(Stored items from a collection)
----------------------------------------
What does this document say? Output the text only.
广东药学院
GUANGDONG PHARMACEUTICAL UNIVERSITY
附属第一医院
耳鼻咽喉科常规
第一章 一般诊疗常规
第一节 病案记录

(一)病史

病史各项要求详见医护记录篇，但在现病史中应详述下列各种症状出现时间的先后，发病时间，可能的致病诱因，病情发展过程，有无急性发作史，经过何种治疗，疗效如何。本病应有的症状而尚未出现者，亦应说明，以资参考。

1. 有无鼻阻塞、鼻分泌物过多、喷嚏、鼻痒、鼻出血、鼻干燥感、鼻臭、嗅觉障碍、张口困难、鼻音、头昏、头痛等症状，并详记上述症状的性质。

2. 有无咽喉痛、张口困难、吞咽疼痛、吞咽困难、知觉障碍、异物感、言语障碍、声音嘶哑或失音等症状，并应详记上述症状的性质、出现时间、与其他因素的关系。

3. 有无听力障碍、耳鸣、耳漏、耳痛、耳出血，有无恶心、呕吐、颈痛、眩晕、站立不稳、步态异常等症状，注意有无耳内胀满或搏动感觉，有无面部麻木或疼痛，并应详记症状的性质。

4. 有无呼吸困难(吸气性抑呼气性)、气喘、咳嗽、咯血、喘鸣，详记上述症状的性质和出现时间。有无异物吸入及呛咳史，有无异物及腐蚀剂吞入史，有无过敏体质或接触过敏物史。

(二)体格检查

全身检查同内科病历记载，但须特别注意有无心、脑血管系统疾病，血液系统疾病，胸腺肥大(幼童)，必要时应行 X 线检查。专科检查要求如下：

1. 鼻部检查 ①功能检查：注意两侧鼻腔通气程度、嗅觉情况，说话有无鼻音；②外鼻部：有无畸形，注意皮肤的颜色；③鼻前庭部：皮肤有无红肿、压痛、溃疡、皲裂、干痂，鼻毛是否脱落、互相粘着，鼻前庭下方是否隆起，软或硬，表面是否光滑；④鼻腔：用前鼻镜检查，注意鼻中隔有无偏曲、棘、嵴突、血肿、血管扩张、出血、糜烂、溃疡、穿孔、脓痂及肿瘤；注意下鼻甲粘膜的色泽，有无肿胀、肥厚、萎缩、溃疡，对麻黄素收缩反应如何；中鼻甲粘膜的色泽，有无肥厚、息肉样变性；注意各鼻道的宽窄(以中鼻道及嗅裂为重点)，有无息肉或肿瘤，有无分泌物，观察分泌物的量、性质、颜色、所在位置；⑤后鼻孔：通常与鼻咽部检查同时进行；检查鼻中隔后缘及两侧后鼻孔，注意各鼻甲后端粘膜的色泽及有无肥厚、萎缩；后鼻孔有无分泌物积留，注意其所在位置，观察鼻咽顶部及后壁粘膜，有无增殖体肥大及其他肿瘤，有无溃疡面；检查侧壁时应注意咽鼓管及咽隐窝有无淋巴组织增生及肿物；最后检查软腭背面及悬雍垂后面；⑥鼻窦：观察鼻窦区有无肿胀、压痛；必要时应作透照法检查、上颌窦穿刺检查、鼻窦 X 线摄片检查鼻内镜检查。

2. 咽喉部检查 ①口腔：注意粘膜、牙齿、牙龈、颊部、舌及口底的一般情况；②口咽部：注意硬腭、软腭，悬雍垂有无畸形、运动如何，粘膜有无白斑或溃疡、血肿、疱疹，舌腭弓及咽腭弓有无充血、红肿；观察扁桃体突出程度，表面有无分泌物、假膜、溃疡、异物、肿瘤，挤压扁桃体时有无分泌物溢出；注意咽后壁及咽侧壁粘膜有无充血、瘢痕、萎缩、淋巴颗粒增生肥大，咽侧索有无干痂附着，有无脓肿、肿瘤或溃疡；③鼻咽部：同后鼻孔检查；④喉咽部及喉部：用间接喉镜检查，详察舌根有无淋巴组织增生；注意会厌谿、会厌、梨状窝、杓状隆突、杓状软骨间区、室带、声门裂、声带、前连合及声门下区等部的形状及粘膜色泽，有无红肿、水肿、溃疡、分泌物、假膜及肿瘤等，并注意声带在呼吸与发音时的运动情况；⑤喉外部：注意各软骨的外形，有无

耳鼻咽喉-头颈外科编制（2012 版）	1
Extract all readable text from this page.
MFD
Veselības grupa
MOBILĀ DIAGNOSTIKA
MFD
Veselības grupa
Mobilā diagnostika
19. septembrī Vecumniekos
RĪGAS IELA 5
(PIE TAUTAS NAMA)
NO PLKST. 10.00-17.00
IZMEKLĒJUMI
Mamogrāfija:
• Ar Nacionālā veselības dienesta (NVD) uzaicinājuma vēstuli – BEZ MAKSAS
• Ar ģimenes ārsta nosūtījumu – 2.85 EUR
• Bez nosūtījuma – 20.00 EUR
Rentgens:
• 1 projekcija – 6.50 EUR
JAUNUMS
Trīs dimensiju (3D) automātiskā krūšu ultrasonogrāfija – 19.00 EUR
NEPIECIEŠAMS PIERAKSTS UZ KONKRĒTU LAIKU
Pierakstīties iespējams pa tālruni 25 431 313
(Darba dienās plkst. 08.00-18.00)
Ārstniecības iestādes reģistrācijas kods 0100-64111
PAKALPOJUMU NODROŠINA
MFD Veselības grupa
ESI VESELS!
----------------------------------------
▶ DIRECTION
Find the word "text" in the material, then list each line that holds it.

▶ IN RESPONSE
What does this document say? Output the text only.
Extract all readable text from this page.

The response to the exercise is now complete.